Only a number is wanted: how many lines in these records contain the word "ylabel"?

Figure collection entries
=-=-=-=-=

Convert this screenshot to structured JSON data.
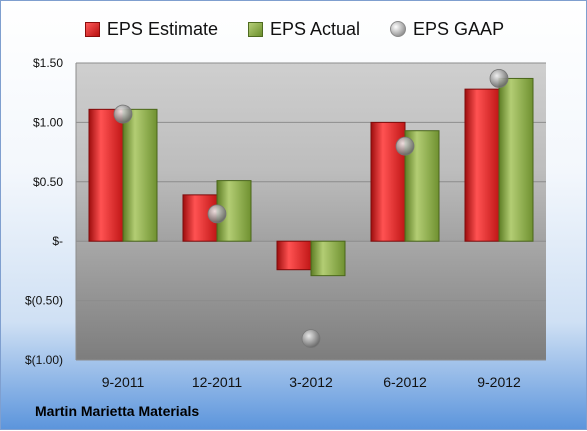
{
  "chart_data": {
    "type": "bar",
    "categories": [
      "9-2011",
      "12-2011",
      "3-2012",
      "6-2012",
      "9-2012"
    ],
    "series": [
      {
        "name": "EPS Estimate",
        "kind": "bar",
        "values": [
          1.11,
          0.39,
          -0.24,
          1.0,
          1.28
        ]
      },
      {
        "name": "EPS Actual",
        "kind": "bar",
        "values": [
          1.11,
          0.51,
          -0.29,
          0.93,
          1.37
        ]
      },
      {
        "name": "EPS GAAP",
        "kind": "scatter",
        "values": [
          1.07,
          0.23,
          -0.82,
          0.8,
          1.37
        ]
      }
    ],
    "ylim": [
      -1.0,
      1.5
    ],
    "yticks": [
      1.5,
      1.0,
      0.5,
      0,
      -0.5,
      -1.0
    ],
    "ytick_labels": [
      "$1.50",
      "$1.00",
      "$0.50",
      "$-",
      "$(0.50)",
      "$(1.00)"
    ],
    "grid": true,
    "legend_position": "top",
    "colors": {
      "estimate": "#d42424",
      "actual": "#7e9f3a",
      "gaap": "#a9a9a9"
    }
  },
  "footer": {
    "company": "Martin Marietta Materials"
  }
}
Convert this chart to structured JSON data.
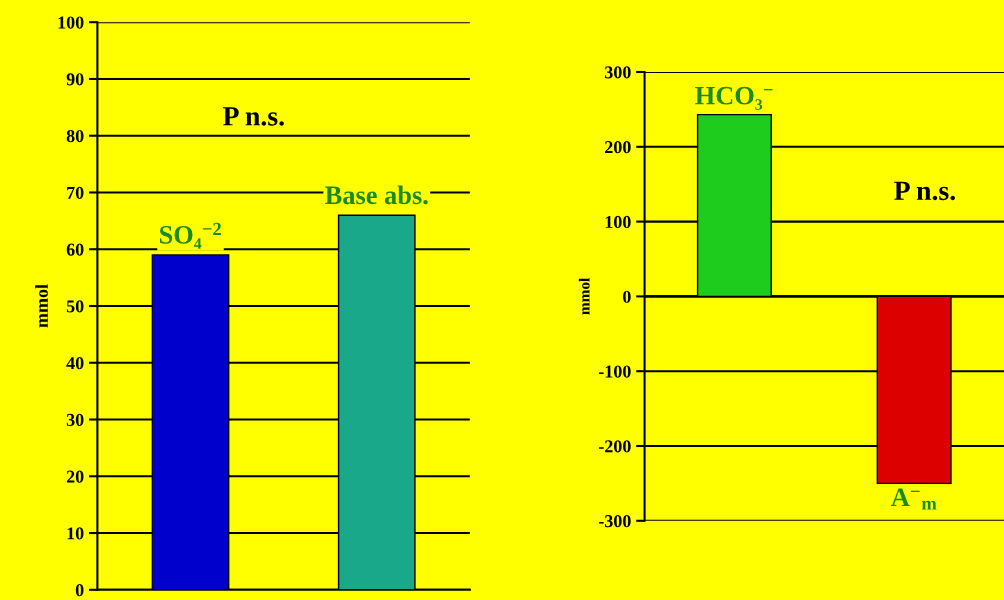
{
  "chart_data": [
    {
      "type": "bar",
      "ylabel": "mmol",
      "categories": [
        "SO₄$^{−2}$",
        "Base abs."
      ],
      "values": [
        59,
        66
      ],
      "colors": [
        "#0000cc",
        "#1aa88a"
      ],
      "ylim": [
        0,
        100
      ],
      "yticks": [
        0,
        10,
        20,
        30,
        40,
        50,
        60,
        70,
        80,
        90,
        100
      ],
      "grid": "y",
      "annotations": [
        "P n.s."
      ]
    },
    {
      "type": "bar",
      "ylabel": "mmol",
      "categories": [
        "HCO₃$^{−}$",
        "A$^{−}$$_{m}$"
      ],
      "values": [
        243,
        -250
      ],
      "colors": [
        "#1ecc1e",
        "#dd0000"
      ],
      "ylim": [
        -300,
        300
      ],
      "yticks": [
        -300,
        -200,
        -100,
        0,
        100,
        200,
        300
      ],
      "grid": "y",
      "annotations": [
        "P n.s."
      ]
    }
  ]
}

=-=-=-=-=

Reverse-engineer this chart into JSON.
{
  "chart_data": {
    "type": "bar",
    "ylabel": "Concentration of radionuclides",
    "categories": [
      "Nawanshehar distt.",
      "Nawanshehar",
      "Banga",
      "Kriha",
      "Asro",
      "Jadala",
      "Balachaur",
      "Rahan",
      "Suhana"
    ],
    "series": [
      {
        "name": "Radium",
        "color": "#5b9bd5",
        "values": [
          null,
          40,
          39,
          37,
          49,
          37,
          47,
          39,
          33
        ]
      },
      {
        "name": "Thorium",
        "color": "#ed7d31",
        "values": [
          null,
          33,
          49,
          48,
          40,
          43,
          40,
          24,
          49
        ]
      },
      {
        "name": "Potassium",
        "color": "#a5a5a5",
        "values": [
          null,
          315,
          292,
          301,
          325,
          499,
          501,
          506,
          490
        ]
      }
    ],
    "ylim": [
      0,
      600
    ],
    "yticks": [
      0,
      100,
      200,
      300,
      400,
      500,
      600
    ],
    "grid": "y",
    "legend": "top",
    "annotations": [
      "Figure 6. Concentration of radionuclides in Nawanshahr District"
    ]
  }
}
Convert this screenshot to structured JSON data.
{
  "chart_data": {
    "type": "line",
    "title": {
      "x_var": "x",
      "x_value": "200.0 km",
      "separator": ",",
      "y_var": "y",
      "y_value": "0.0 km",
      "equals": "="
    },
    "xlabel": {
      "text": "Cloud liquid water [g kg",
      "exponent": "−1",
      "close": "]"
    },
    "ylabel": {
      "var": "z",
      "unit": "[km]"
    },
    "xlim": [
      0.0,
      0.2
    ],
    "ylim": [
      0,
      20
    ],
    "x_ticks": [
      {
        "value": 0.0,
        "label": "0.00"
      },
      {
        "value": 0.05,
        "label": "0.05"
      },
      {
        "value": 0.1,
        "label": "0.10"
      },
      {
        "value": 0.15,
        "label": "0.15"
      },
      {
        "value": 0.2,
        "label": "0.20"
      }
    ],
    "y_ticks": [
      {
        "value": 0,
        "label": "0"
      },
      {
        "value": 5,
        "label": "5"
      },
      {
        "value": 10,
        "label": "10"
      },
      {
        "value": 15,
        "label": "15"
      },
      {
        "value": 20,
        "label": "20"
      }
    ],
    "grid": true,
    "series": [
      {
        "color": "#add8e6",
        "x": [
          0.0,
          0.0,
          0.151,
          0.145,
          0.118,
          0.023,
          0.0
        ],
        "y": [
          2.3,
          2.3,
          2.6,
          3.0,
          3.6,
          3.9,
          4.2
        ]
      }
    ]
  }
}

=-=-=-=-=

EXERCISE ANSWER: 4